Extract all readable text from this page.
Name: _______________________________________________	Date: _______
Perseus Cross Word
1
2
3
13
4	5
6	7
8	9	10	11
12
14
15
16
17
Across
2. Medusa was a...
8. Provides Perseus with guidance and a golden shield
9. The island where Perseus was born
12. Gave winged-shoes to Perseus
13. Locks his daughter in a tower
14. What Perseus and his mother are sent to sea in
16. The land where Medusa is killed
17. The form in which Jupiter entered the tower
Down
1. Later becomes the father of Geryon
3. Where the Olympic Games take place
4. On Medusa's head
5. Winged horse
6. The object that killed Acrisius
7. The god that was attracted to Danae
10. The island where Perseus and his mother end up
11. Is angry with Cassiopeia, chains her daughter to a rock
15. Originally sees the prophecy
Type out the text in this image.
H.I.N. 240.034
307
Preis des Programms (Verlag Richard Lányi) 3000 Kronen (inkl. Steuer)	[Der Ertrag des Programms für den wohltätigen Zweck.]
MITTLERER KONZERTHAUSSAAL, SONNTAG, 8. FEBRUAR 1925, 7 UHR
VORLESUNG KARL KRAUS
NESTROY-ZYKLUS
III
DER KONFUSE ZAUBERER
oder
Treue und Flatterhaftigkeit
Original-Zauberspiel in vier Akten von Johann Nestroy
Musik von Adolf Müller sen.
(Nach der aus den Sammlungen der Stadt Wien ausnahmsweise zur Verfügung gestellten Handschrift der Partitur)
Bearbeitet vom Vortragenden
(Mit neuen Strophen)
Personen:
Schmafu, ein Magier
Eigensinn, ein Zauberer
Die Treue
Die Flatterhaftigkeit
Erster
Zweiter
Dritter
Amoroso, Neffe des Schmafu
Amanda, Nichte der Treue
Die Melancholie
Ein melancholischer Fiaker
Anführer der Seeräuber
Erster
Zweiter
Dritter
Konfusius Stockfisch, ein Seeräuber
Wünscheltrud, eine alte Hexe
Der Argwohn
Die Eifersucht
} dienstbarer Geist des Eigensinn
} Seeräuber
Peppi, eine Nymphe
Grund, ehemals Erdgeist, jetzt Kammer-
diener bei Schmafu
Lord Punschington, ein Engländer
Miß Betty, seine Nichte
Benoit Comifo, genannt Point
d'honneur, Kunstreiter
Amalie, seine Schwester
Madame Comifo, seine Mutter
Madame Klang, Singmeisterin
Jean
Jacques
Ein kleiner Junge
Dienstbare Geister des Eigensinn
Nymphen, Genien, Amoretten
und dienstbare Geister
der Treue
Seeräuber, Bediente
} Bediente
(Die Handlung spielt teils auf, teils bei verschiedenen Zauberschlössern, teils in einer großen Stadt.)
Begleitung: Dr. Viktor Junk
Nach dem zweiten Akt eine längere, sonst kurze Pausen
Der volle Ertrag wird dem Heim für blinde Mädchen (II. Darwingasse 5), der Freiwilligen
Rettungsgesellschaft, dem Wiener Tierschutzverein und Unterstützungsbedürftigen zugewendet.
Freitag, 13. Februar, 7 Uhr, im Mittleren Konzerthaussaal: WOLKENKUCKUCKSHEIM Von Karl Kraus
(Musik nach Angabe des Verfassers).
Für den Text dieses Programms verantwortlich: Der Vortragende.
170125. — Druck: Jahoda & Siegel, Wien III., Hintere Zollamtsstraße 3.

*Directions*: Find the lines with the string "that" and reproduce them.

*Exercise output*:
6. The object that killed Acrisius
7. The god that was attracted to Danae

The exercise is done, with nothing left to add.